**THE EXERCISE**
Note each line of the listing that contains the string "start", and copy it.

**DATASET CONTENT**
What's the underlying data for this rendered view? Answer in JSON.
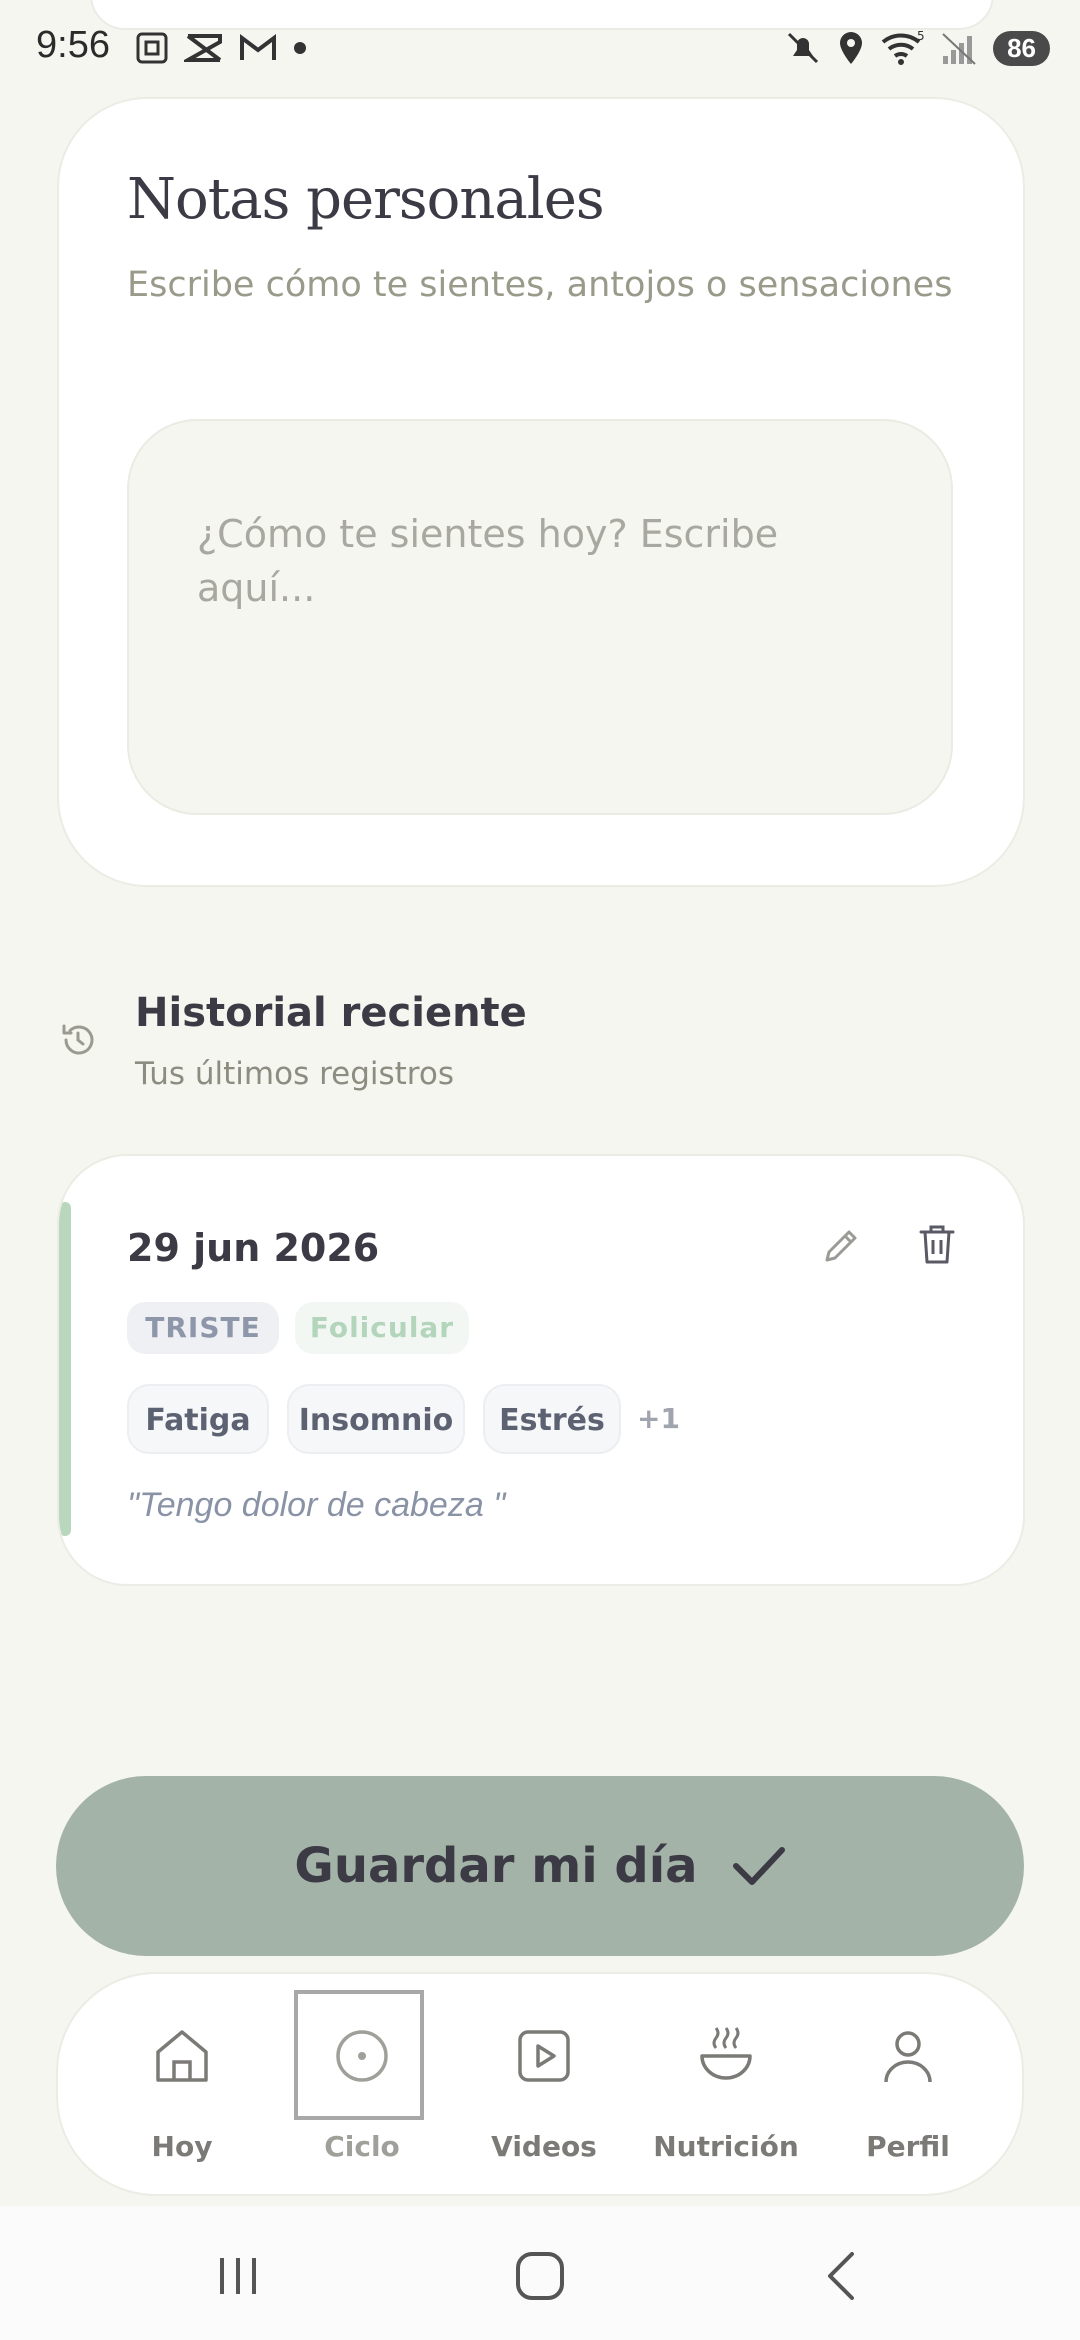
{
  "status_bar": {
    "time": "9:56",
    "battery": "86",
    "left_icons": [
      "screenshot-icon",
      "capcut-icon",
      "gmail-icon",
      "dot-icon"
    ],
    "right_icons": [
      "mute-icon",
      "location-icon",
      "wifi-icon",
      "signal-icon"
    ]
  },
  "notes": {
    "title": "Notas personales",
    "subtitle": "Escribe cómo te sientes, antojos o sensaciones",
    "placeholder": "¿Cómo te sientes hoy? Escribe aquí..."
  },
  "history": {
    "title": "Historial reciente",
    "subtitle": "Tus últimos registros",
    "icon": "history-icon",
    "entries": [
      {
        "date": "29 jun 2026",
        "mood": "TRISTE",
        "phase": "Folicular",
        "symptoms": [
          "Fatiga",
          "Insomnio",
          "Estrés"
        ],
        "more": "+1",
        "note": "\"Tengo dolor de cabeza \""
      }
    ]
  },
  "save_button": {
    "label": "Guardar mi día",
    "color": "#a3b3a7"
  },
  "nav": {
    "items": [
      {
        "label": "Hoy",
        "icon": "home-icon"
      },
      {
        "label": "Ciclo",
        "icon": "cycle-icon",
        "active": true
      },
      {
        "label": "Videos",
        "icon": "video-icon"
      },
      {
        "label": "Nutrición",
        "icon": "bowl-icon"
      },
      {
        "label": "Perfil",
        "icon": "user-icon"
      }
    ]
  },
  "colors": {
    "background": "#f6f6f1",
    "accent": "#b8d7bd",
    "text": "#3b3a45"
  }
}
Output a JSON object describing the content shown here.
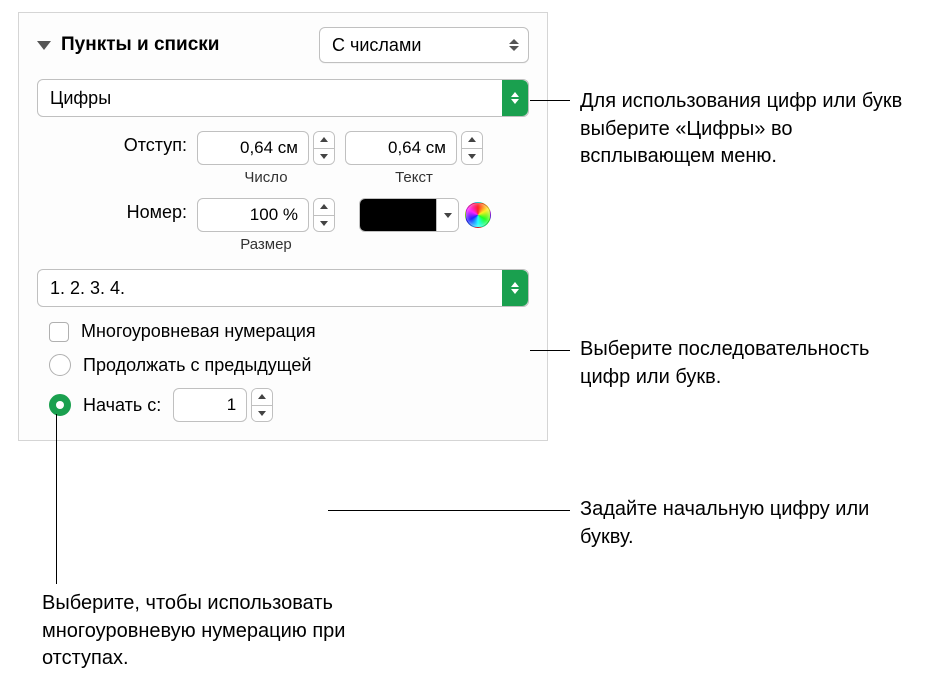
{
  "header": {
    "title": "Пункты и списки",
    "style_popup": "С числами"
  },
  "format_popup": "Цифры",
  "indent": {
    "label": "Отступ:",
    "number_value": "0,64 см",
    "number_sublabel": "Число",
    "text_value": "0,64 см",
    "text_sublabel": "Текст"
  },
  "number": {
    "label": "Номер:",
    "size_value": "100 %",
    "size_sublabel": "Размер"
  },
  "sequence_popup": "1. 2. 3. 4.",
  "tiered": {
    "label": "Многоуровневая нумерация"
  },
  "continue": {
    "label": "Продолжать с предыдущей"
  },
  "start": {
    "label": "Начать с:",
    "value": "1"
  },
  "callouts": {
    "format": "Для использования цифр или букв выберите «Цифры» во всплывающем меню.",
    "sequence": "Выберите последовательность цифр или букв.",
    "start": "Задайте начальную цифру или букву.",
    "tiered": "Выберите, чтобы использовать многоуровневую нумерацию при отступах."
  }
}
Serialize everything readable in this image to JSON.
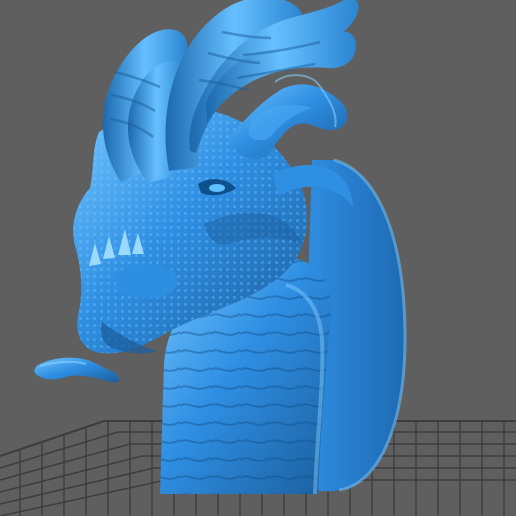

**ANSWER TO THIS TASK**
  "start": {
    "start": "Задайте начальную цифру или букву.",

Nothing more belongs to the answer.